[START OF Data provided]

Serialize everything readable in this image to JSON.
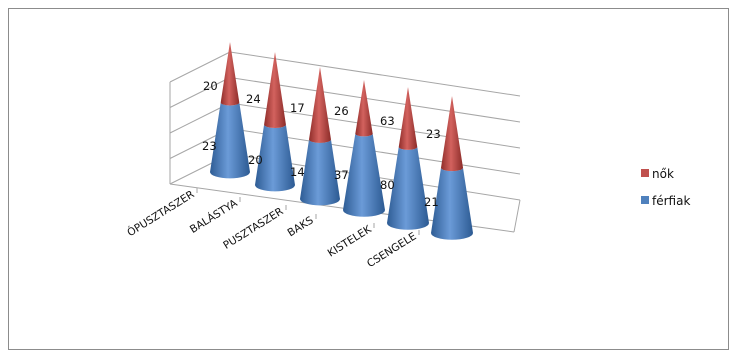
{
  "chart_data": {
    "type": "bar",
    "subtype": "3d-stacked-cone",
    "title": "",
    "xlabel": "",
    "ylabel": "",
    "categories": [
      "ÓPUSZTASZER",
      "BALÁSTYA",
      "PUSZTASZER",
      "BAKS",
      "KISTELEK",
      "CSENGELE"
    ],
    "series": [
      {
        "name": "férfiak",
        "values": [
          23,
          20,
          14,
          37,
          80,
          21
        ],
        "color": "#4f81bd"
      },
      {
        "name": "nők",
        "values": [
          20,
          24,
          17,
          26,
          63,
          23
        ],
        "color": "#c0504d"
      }
    ],
    "legend_position": "right",
    "grid": true
  }
}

[END OF Data provided]

**Task to carry out:** Make an exact copy of the data above, pictures excluded.

**Solution for this exercise:**
Serialize everything readable in this image to JSON.
{
  "chart_data": {
    "type": "bar",
    "subtype": "3d-stacked-cone",
    "title": "",
    "xlabel": "",
    "ylabel": "",
    "categories": [
      "ÓPUSZTASZER",
      "BALÁSTYA",
      "PUSZTASZER",
      "BAKS",
      "KISTELEK",
      "CSENGELE"
    ],
    "series": [
      {
        "name": "férfiak",
        "values": [
          23,
          20,
          14,
          37,
          80,
          21
        ],
        "color": "#4f81bd"
      },
      {
        "name": "nők",
        "values": [
          20,
          24,
          17,
          26,
          63,
          23
        ],
        "color": "#c0504d"
      }
    ],
    "legend_position": "right",
    "grid": true
  }
}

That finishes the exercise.